Directive:
Copy out the lines that include the word "GERMANIA".

Material:
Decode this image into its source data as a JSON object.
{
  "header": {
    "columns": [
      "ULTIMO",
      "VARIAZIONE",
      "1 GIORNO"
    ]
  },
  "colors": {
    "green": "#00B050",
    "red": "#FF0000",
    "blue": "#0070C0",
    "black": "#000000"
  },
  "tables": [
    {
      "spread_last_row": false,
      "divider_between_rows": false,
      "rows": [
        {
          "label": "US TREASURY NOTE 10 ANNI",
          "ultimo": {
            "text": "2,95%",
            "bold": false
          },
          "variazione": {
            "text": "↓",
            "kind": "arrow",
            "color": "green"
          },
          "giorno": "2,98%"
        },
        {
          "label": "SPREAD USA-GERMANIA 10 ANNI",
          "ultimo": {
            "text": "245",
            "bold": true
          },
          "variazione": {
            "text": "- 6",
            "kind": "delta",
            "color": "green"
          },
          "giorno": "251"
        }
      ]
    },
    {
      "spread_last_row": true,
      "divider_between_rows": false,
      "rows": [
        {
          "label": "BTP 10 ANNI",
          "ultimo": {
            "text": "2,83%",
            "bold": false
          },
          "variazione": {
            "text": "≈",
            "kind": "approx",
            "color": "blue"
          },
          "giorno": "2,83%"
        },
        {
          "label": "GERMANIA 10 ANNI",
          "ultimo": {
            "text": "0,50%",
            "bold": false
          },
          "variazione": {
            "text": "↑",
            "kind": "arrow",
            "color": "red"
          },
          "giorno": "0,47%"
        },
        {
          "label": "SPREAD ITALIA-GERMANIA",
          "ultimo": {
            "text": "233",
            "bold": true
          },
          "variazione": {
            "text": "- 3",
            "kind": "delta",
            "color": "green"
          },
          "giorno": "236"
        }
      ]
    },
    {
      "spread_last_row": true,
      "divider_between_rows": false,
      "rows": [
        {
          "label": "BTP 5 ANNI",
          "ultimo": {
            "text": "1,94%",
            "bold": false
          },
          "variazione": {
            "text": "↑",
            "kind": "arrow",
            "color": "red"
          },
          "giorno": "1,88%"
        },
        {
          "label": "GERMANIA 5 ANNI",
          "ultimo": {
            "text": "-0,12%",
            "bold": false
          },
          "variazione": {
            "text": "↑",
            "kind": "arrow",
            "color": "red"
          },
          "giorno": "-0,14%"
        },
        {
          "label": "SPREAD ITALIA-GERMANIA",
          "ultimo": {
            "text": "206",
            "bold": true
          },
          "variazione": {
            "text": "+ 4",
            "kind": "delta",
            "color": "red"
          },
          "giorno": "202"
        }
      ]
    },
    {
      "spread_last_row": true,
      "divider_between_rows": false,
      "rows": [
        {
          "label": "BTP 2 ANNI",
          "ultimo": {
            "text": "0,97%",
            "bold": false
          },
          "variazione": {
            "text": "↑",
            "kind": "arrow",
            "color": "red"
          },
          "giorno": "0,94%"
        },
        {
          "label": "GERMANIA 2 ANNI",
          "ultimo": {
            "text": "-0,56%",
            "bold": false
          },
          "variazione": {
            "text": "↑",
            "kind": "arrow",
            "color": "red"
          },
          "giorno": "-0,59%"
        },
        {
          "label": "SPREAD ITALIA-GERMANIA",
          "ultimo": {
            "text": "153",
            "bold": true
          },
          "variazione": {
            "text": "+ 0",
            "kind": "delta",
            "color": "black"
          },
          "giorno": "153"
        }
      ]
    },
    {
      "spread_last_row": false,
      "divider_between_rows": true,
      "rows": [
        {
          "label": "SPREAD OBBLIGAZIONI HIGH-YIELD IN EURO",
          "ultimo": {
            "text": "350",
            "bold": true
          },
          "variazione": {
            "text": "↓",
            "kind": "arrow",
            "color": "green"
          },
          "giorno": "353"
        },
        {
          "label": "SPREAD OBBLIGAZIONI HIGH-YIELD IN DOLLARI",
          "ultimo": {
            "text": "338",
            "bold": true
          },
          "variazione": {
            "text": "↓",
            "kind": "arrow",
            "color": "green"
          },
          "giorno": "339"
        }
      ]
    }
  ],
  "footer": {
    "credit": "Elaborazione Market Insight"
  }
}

* * *

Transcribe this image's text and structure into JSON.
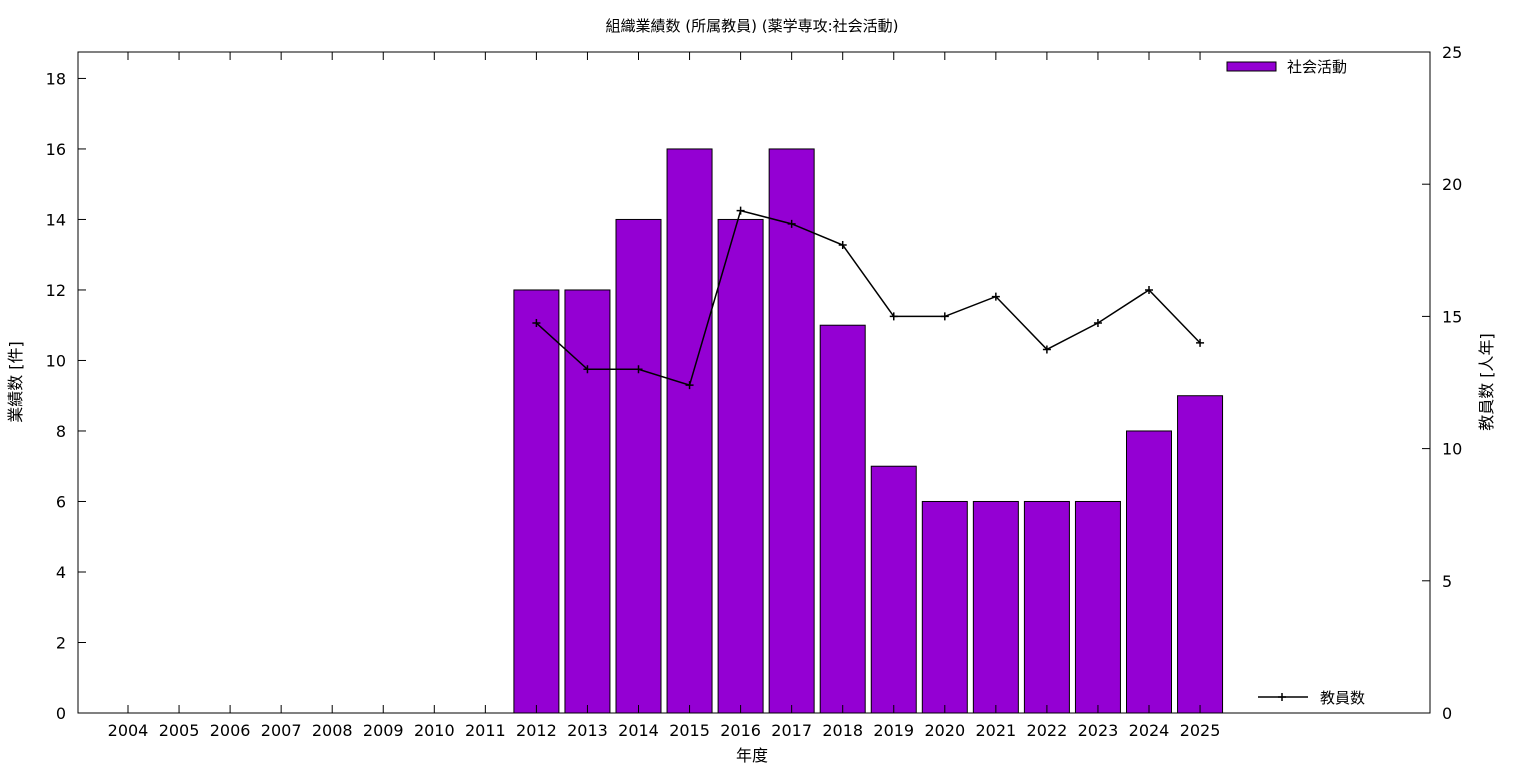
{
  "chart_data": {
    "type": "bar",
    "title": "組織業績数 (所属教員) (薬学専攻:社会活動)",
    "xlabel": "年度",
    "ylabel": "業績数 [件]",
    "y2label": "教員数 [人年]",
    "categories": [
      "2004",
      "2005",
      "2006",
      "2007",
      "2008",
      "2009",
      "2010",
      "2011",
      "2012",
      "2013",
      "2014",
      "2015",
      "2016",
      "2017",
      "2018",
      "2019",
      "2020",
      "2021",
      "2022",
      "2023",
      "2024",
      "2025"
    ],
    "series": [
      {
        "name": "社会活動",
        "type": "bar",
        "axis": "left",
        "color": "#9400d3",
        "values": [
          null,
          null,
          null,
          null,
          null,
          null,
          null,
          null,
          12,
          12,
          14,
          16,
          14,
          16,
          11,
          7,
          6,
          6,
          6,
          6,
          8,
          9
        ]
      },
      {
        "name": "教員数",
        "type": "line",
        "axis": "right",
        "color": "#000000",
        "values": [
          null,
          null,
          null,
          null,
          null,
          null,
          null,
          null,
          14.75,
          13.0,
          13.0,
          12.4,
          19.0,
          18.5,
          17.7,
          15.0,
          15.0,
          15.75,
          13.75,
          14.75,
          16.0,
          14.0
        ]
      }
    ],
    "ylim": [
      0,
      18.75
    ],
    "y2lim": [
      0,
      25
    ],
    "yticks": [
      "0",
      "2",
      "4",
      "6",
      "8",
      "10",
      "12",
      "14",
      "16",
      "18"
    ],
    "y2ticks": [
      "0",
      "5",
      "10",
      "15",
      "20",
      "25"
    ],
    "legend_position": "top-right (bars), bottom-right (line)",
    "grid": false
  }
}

---

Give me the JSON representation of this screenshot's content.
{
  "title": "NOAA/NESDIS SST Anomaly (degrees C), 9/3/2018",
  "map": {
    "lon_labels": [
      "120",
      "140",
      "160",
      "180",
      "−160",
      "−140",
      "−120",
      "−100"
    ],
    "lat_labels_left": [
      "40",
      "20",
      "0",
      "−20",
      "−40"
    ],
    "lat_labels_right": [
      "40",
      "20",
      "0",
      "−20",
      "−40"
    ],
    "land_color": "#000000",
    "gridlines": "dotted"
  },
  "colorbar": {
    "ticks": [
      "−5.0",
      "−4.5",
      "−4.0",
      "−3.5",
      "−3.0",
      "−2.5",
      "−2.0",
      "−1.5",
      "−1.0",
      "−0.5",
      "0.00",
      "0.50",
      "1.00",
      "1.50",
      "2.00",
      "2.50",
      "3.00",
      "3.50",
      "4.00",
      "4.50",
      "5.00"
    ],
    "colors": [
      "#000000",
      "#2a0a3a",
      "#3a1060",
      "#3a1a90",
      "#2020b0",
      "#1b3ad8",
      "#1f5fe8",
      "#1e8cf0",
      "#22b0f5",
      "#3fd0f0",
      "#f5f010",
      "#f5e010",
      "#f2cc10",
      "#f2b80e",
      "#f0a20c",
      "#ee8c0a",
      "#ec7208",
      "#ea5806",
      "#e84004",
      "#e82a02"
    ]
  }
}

Correct response:
          "label": "SPREAD USA-GERMANIA 10 ANNI",
          "label": "GERMANIA 10 ANNI",
          "label": "SPREAD ITALIA-GERMANIA",
          "label": "GERMANIA 5 ANNI",
          "label": "SPREAD ITALIA-GERMANIA",
          "label": "GERMANIA 2 ANNI",
          "label": "SPREAD ITALIA-GERMANIA",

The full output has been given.